▶ WHAT IS REQUIRED
Transcribe the records that follow exactly. Skip the pictures.

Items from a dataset
—————

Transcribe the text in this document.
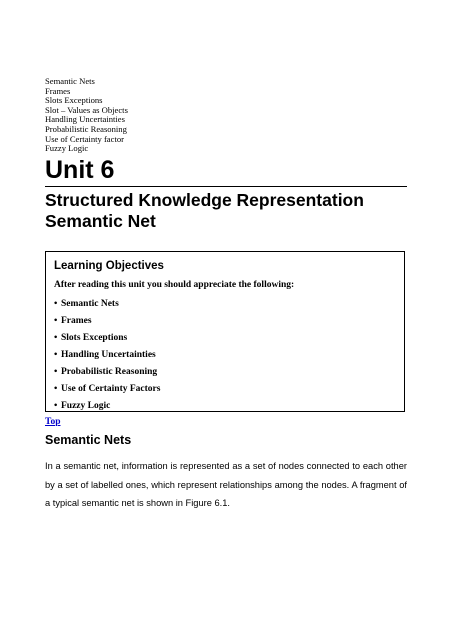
Semantic Nets
Frames
Slots Exceptions
Slot – Values as Objects
Handling Uncertainties
Probabilistic Reasoning
Use of Certainty factor
Fuzzy Logic
Unit 6
Structured Knowledge Representation
Semantic Net
Learning Objectives

After reading this unit you should appreciate the following:

• Semantic Nets
• Frames
• Slots Exceptions
• Handling Uncertainties
• Probabilistic Reasoning
• Use of Certainty Factors
• Fuzzy Logic
Top
Semantic Nets

In a semantic net, information is represented as a set of nodes connected to each other by a set of labelled ones, which represent relationships among the nodes. A fragment of a typical semantic net is shown in Figure 6.1.
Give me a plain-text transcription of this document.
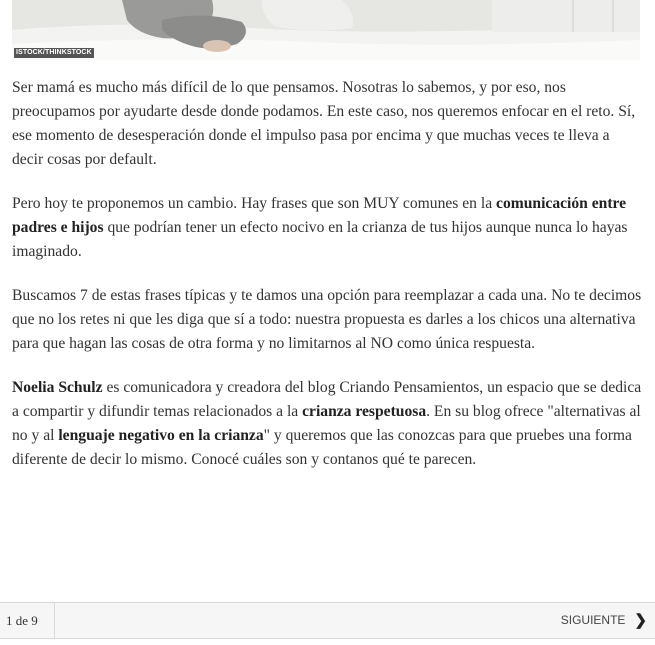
ISTOCK/THINKSTOCK

Ser mamá es mucho más difícil de lo que pensamos. Nosotras lo sabemos, y por eso, nos preocupamos por ayudarte desde donde podamos. En este caso, nos queremos enfocar en el reto. Sí, ese momento de desesperación donde el impulso pasa por encima y que muchas veces te lleva a decir cosas por default.

Pero hoy te proponemos un cambio. Hay frases que son MUY comunes en la comunicación entre padres e hijos que podrían tener un efecto nocivo en la crianza de tus hijos aunque nunca lo hayas imaginado.

Buscamos 7 de estas frases típicas y te damos una opción para reemplazar a cada una. No te decimos que no los retes ni que les diga que sí a todo: nuestra propuesta es darles a los chicos una alternativa para que hagan las cosas de otra forma y no limitarnos al NO como única respuesta.

Noelia Schulz es comunicadora y creadora del blog Criando Pensamientos, un espacio que se dedica a compartir y difundir temas relacionados a la crianza respetuosa. En su blog ofrece "alternativas al no y al lenguaje negativo en la crianza" y queremos que las conozcas para que pruebes una forma diferente de decir lo mismo. Conocé cuáles son y contanos qué te parecen.

1 de 9	SIGUIENTE ❯
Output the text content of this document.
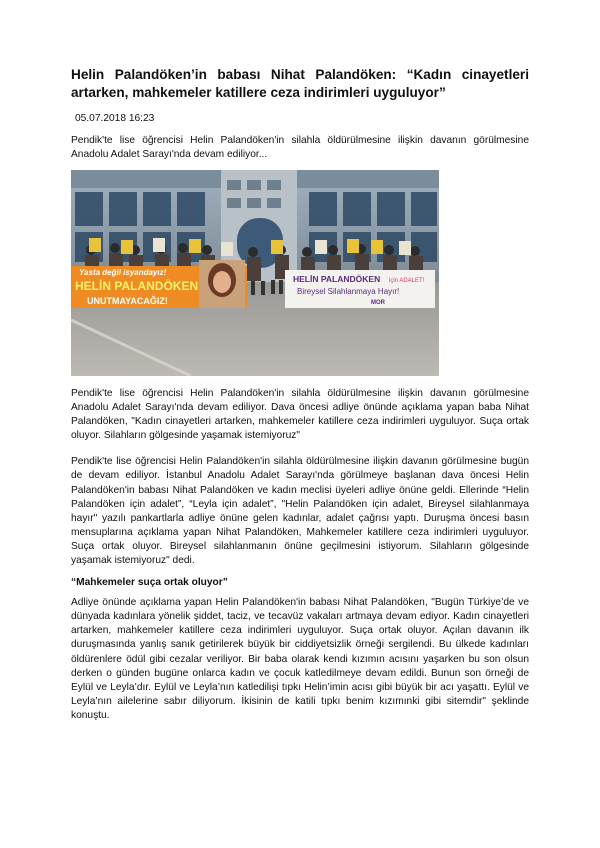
Helin Palandöken’in babası Nihat Palandöken: “Kadın cinayetleri artarken, mahkemeler katillere ceza indirimleri uyguluyor”
05.07.2018 16:23

Pendik'te lise öğrencisi Helin Palandöken'in silahla öldürülmesine ilişkin davanın görülmesine Anadolu Adalet Sarayı'nda devam ediliyor...

Yasta değil isyandayız!
HELİN PALANDÖKEN
UNUTMAYACAĞIZ!
HELİN PALANDÖKEN için ADALET!
Bireysel Silahlanmaya Hayır!
MOR

Pendik'te lise öğrencisi Helin Palandöken'in silahla öldürülmesine ilişkin davanın görülmesine Anadolu Adalet Sarayı'nda devam ediliyor. Dava öncesi adliye önünde açıklama yapan baba Nihat Palandöken, "Kadın cinayetleri artarken, mahkemeler katillere ceza indirimleri uyguluyor. Suça ortak oluyor. Silahların gölgesinde yaşamak istemiyoruz"

Pendik'te lise öğrencisi Helin Palandöken'in silahla öldürülmesine ilişkin davanın görülmesine bugün de devam ediliyor. İstanbul Anadolu Adalet Sarayı'nda görülmeye başlanan dava öncesi Helin Palandöken'in babası Nihat Palandöken ve kadın meclisi üyeleri adliye önüne geldi. Ellerinde “Helin Palandöken için adalet”, “Leyla için adalet”, "Helin Palandöken için adalet, Bireysel silahlanmaya hayır" yazılı pankartlarla adliye önüne gelen kadınlar, adalet çağrısı yaptı. Duruşma öncesi basın mensuplarına açıklama yapan Nihat Palandöken, Mahkemeler katillere ceza indirimleri uyguluyor. Suça ortak oluyor. Bireysel silahlanmanın önüne geçilmesini istiyorum. Silahların gölgesinde yaşamak istemiyoruz" dedi.

“Mahkemeler suça ortak oluyor”

Adliye önünde açıklama yapan Helin Palandöken'in babası Nihat Palandöken, "Bugün Türkiye’de ve dünyada kadınlara yönelik şiddet, taciz, ve tecavüz vakaları artmaya devam ediyor. Kadın cinayetleri artarken, mahkemeler katillere ceza indirimleri uyguluyor. Suça ortak oluyor. Açılan davanın ilk duruşmasında yanlış sanık getirilerek büyük bir ciddiyetsizlik örneği sergilendi. Bu ülkede kadınları öldürenlere ödül gibi cezalar veriliyor. Bir baba olarak kendi kızımın acısını yaşarken bu son olsun derken o günden bugüne onlarca kadın ve çocuk katledilmeye devam edildi. Bunun son örneği de Eylül ve Leyla’dır. Eylül ve Leyla’nın katledilişi tıpkı Helin’imin acısı gibi büyük bir acı yaşattı. Eylül ve Leyla’nın ailelerine sabır diliyorum. İkisinin de katili tıpkı benim kızımınki gibi sitemdir" şeklinde konuştu.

—————

▶ COMPLETE RESPONSE
Transcribe the text in this document.
Semantic Nets
Frames
Slots Exceptions
Slot – Values as Objects
Handling Uncertainties
Probabilistic Reasoning
Use of Certainty factor
Fuzzy Logic
Unit 6
Structured Knowledge Representation
Semantic Net
Learning Objectives

After reading this unit you should appreciate the following:

• Semantic Nets
• Frames
• Slots Exceptions
• Handling Uncertainties
• Probabilistic Reasoning
• Use of Certainty Factors
• Fuzzy Logic
Top
Semantic Nets

In a semantic net, information is represented as a set of nodes connected to each other by a set of labelled ones, which represent relationships among the nodes. A fragment of a typical semantic net is shown in Figure 6.1.
Give me a plain-text transcription of this document.
ISTOCK/THINKSTOCK

Ser mamá es mucho más difícil de lo que pensamos. Nosotras lo sabemos, y por eso, nos preocupamos por ayudarte desde donde podamos. En este caso, nos queremos enfocar en el reto. Sí, ese momento de desesperación donde el impulso pasa por encima y que muchas veces te lleva a decir cosas por default.

Pero hoy te proponemos un cambio. Hay frases que son MUY comunes en la comunicación entre padres e hijos que podrían tener un efecto nocivo en la crianza de tus hijos aunque nunca lo hayas imaginado.

Buscamos 7 de estas frases típicas y te damos una opción para reemplazar a cada una. No te decimos que no los retes ni que les diga que sí a todo: nuestra propuesta es darles a los chicos una alternativa para que hagan las cosas de otra forma y no limitarnos al NO como única respuesta.

Noelia Schulz es comunicadora y creadora del blog Criando Pensamientos, un espacio que se dedica a compartir y difundir temas relacionados a la crianza respetuosa. En su blog ofrece "alternativas al no y al lenguaje negativo en la crianza" y queremos que las conozcas para que pruebes una forma diferente de decir lo mismo. Conocé cuáles son y contanos qué te parecen.

1 de 9	SIGUIENTE ❯
Output the text content of this document.
Helin Palandöken’in babası Nihat Palandöken: “Kadın cinayetleri artarken, mahkemeler katillere ceza indirimleri uyguluyor”
05.07.2018 16:23

Pendik'te lise öğrencisi Helin Palandöken'in silahla öldürülmesine ilişkin davanın görülmesine Anadolu Adalet Sarayı'nda devam ediliyor...

Yasta değil isyandayız!
HELİN PALANDÖKEN
UNUTMAYACAĞIZ!
HELİN PALANDÖKEN için ADALET!
Bireysel Silahlanmaya Hayır!
MOR

Pendik'te lise öğrencisi Helin Palandöken'in silahla öldürülmesine ilişkin davanın görülmesine Anadolu Adalet Sarayı'nda devam ediliyor. Dava öncesi adliye önünde açıklama yapan baba Nihat Palandöken, "Kadın cinayetleri artarken, mahkemeler katillere ceza indirimleri uyguluyor. Suça ortak oluyor. Silahların gölgesinde yaşamak istemiyoruz"

Pendik'te lise öğrencisi Helin Palandöken'in silahla öldürülmesine ilişkin davanın görülmesine bugün de devam ediliyor. İstanbul Anadolu Adalet Sarayı'nda görülmeye başlanan dava öncesi Helin Palandöken'in babası Nihat Palandöken ve kadın meclisi üyeleri adliye önüne geldi. Ellerinde “Helin Palandöken için adalet”, “Leyla için adalet”, "Helin Palandöken için adalet, Bireysel silahlanmaya hayır" yazılı pankartlarla adliye önüne gelen kadınlar, adalet çağrısı yaptı. Duruşma öncesi basın mensuplarına açıklama yapan Nihat Palandöken, Mahkemeler katillere ceza indirimleri uyguluyor. Suça ortak oluyor. Bireysel silahlanmanın önüne geçilmesini istiyorum. Silahların gölgesinde yaşamak istemiyoruz" dedi.

“Mahkemeler suça ortak oluyor”

Adliye önünde açıklama yapan Helin Palandöken'in babası Nihat Palandöken, "Bugün Türkiye’de ve dünyada kadınlara yönelik şiddet, taciz, ve tecavüz vakaları artmaya devam ediyor. Kadın cinayetleri artarken, mahkemeler katillere ceza indirimleri uyguluyor. Suça ortak oluyor. Açılan davanın ilk duruşmasında yanlış sanık getirilerek büyük bir ciddiyetsizlik örneği sergilendi. Bu ülkede kadınları öldürenlere ödül gibi cezalar veriliyor. Bir baba olarak kendi kızımın acısını yaşarken bu son olsun derken o günden bugüne onlarca kadın ve çocuk katledilmeye devam edildi. Bunun son örneği de Eylül ve Leyla’dır. Eylül ve Leyla’nın katledilişi tıpkı Helin’imin acısı gibi büyük bir acı yaşattı. Eylül ve Leyla’nın ailelerine sabır diliyorum. İkisinin de katili tıpkı benim kızımınki gibi sitemdir" şeklinde konuştu.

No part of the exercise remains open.